RECORD EXTRACTS:
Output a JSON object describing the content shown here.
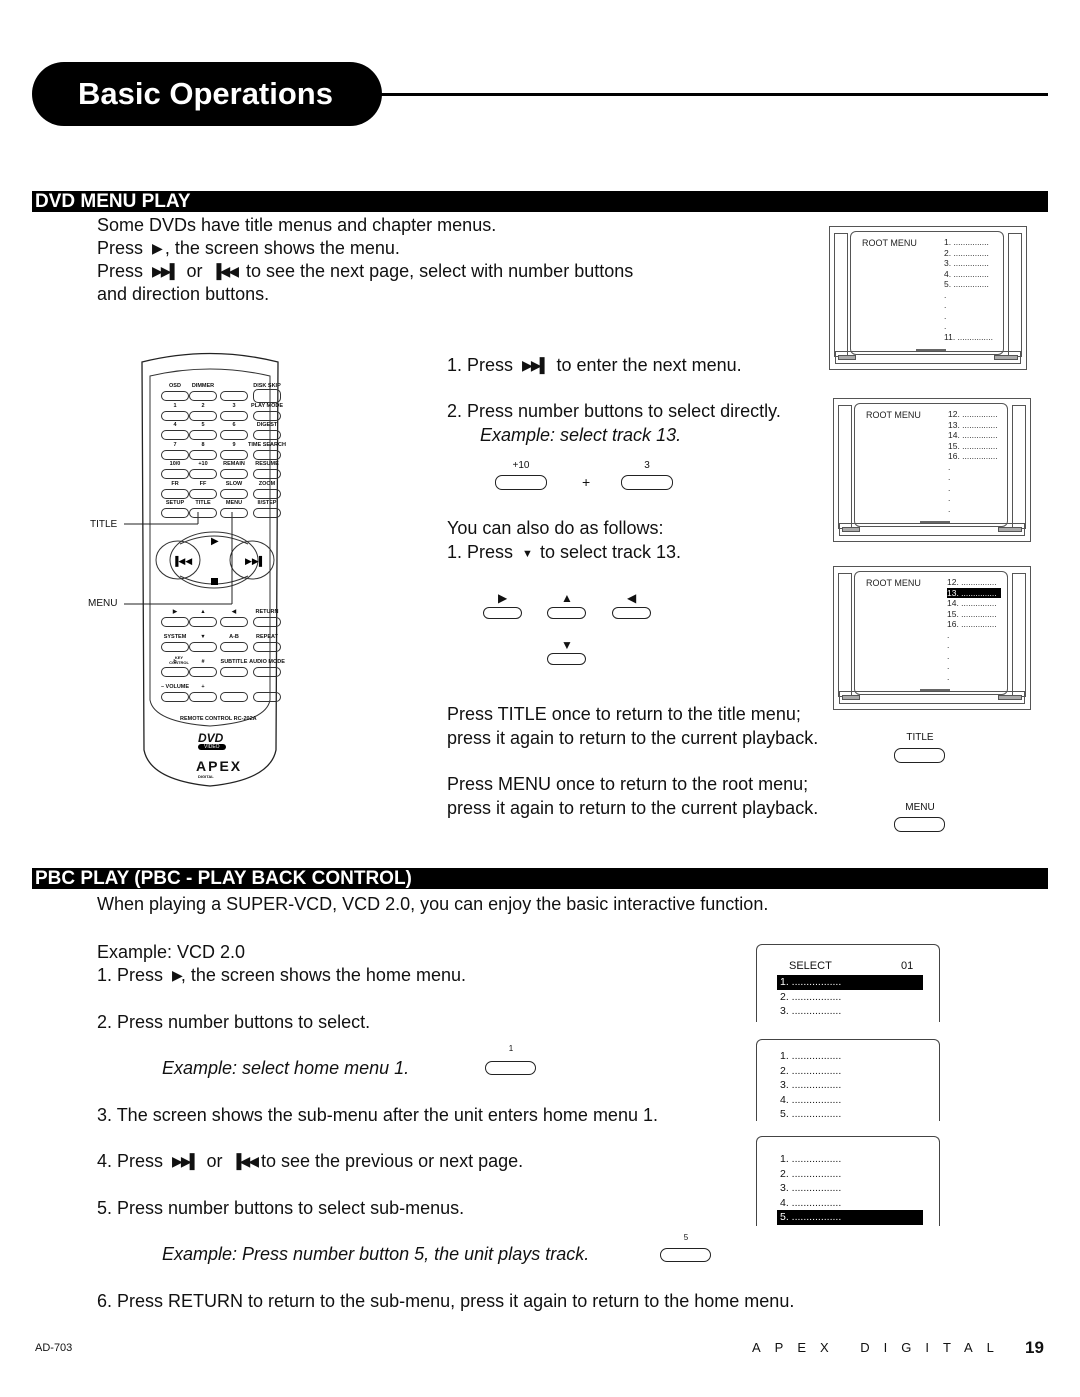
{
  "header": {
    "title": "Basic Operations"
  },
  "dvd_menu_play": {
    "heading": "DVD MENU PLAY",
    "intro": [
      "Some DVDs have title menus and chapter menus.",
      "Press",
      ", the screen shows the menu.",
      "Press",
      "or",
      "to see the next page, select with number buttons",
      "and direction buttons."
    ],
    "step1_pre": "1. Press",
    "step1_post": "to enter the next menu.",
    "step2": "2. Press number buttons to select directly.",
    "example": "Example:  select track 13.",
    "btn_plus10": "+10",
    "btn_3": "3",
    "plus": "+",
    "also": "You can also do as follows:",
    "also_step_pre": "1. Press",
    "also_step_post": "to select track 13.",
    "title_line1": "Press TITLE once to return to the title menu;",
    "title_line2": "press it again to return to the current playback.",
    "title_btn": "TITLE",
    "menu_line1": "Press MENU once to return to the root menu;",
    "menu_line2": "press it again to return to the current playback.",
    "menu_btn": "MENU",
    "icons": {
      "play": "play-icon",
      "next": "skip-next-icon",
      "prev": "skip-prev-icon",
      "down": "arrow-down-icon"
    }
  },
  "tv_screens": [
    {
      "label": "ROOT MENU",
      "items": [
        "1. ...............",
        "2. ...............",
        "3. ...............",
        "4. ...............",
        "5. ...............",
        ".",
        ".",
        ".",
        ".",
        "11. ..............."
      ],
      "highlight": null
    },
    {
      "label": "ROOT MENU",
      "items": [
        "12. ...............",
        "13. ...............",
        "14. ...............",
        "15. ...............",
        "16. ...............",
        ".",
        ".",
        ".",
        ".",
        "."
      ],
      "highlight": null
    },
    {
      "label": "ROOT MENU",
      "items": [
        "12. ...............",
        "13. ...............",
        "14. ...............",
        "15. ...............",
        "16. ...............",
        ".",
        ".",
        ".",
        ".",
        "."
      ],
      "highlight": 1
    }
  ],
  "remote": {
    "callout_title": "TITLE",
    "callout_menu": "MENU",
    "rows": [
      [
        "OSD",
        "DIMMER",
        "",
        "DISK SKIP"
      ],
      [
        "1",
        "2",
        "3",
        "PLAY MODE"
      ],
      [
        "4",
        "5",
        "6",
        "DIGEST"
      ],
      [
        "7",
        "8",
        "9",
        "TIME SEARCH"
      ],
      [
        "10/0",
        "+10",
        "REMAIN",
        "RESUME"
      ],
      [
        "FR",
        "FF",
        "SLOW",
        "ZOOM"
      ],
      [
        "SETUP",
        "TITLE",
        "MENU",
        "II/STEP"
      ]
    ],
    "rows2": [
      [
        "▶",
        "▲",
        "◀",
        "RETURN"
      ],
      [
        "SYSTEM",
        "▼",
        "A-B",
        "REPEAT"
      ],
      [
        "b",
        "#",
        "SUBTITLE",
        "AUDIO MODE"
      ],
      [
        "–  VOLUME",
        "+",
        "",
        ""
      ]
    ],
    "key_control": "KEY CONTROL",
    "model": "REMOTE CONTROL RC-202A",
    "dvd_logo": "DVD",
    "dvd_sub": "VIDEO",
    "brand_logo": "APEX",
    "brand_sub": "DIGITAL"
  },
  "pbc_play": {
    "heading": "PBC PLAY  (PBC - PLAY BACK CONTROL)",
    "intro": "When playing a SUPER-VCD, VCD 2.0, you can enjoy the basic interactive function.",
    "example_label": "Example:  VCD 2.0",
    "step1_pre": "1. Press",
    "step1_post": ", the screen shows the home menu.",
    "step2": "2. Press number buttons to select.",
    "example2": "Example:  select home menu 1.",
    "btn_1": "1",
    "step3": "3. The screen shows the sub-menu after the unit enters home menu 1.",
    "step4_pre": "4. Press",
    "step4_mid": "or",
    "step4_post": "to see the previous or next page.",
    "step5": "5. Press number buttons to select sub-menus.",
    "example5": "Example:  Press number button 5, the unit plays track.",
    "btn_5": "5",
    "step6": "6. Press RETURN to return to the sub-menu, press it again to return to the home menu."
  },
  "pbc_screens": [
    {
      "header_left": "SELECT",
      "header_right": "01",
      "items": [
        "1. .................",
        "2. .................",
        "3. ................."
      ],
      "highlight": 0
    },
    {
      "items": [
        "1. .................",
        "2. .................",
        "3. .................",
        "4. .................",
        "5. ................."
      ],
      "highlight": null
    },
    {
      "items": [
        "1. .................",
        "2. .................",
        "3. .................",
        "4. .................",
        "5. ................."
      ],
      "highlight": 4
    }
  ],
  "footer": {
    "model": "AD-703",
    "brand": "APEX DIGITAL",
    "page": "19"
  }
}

JOB: Make an exact copy of every record, pictures excluded.

WRITTEN ANSWER:
Output a JSON object describing the content shown here.
{
  "header": {
    "title": "Basic Operations"
  },
  "dvd_menu_play": {
    "heading": "DVD MENU PLAY",
    "intro": [
      "Some DVDs have title menus and chapter menus.",
      "Press",
      ", the screen shows the menu.",
      "Press",
      "or",
      "to see the next page, select with number buttons",
      "and direction buttons."
    ],
    "step1_pre": "1. Press",
    "step1_post": "to enter the next menu.",
    "step2": "2. Press number buttons to select directly.",
    "example": "Example:  select track 13.",
    "btn_plus10": "+10",
    "btn_3": "3",
    "plus": "+",
    "also": "You can also do as follows:",
    "also_step_pre": "1. Press",
    "also_step_post": "to select track 13.",
    "title_line1": "Press TITLE once to return to the title menu;",
    "title_line2": "press it again to return to the current playback.",
    "title_btn": "TITLE",
    "menu_line1": "Press MENU once to return to the root menu;",
    "menu_line2": "press it again to return to the current playback.",
    "menu_btn": "MENU",
    "icons": {
      "play": "play-icon",
      "next": "skip-next-icon",
      "prev": "skip-prev-icon",
      "down": "arrow-down-icon"
    }
  },
  "tv_screens": [
    {
      "label": "ROOT MENU",
      "items": [
        "1. ...............",
        "2. ...............",
        "3. ...............",
        "4. ...............",
        "5. ...............",
        ".",
        ".",
        ".",
        ".",
        "11. ..............."
      ],
      "highlight": null
    },
    {
      "label": "ROOT MENU",
      "items": [
        "12. ...............",
        "13. ...............",
        "14. ...............",
        "15. ...............",
        "16. ...............",
        ".",
        ".",
        ".",
        ".",
        "."
      ],
      "highlight": null
    },
    {
      "label": "ROOT MENU",
      "items": [
        "12. ...............",
        "13. ...............",
        "14. ...............",
        "15. ...............",
        "16. ...............",
        ".",
        ".",
        ".",
        ".",
        "."
      ],
      "highlight": 1
    }
  ],
  "remote": {
    "callout_title": "TITLE",
    "callout_menu": "MENU",
    "rows": [
      [
        "OSD",
        "DIMMER",
        "",
        "DISK SKIP"
      ],
      [
        "1",
        "2",
        "3",
        "PLAY MODE"
      ],
      [
        "4",
        "5",
        "6",
        "DIGEST"
      ],
      [
        "7",
        "8",
        "9",
        "TIME SEARCH"
      ],
      [
        "10/0",
        "+10",
        "REMAIN",
        "RESUME"
      ],
      [
        "FR",
        "FF",
        "SLOW",
        "ZOOM"
      ],
      [
        "SETUP",
        "TITLE",
        "MENU",
        "II/STEP"
      ]
    ],
    "rows2": [
      [
        "▶",
        "▲",
        "◀",
        "RETURN"
      ],
      [
        "SYSTEM",
        "▼",
        "A-B",
        "REPEAT"
      ],
      [
        "b",
        "#",
        "SUBTITLE",
        "AUDIO MODE"
      ],
      [
        "–  VOLUME",
        "+",
        "",
        ""
      ]
    ],
    "key_control": "KEY CONTROL",
    "model": "REMOTE CONTROL RC-202A",
    "dvd_logo": "DVD",
    "dvd_sub": "VIDEO",
    "brand_logo": "APEX",
    "brand_sub": "DIGITAL"
  },
  "pbc_play": {
    "heading": "PBC PLAY  (PBC - PLAY BACK CONTROL)",
    "intro": "When playing a SUPER-VCD, VCD 2.0, you can enjoy the basic interactive function.",
    "example_label": "Example:  VCD 2.0",
    "step1_pre": "1. Press",
    "step1_post": ", the screen shows the home menu.",
    "step2": "2. Press number buttons to select.",
    "example2": "Example:  select home menu 1.",
    "btn_1": "1",
    "step3": "3. The screen shows the sub-menu after the unit enters home menu 1.",
    "step4_pre": "4. Press",
    "step4_mid": "or",
    "step4_post": "to see the previous or next page.",
    "step5": "5. Press number buttons to select sub-menus.",
    "example5": "Example:  Press number button 5, the unit plays track.",
    "btn_5": "5",
    "step6": "6. Press RETURN to return to the sub-menu, press it again to return to the home menu."
  },
  "pbc_screens": [
    {
      "header_left": "SELECT",
      "header_right": "01",
      "items": [
        "1. .................",
        "2. .................",
        "3. ................."
      ],
      "highlight": 0
    },
    {
      "items": [
        "1. .................",
        "2. .................",
        "3. .................",
        "4. .................",
        "5. ................."
      ],
      "highlight": null
    },
    {
      "items": [
        "1. .................",
        "2. .................",
        "3. .................",
        "4. .................",
        "5. ................."
      ],
      "highlight": 4
    }
  ],
  "footer": {
    "model": "AD-703",
    "brand": "APEX DIGITAL",
    "page": "19"
  }
}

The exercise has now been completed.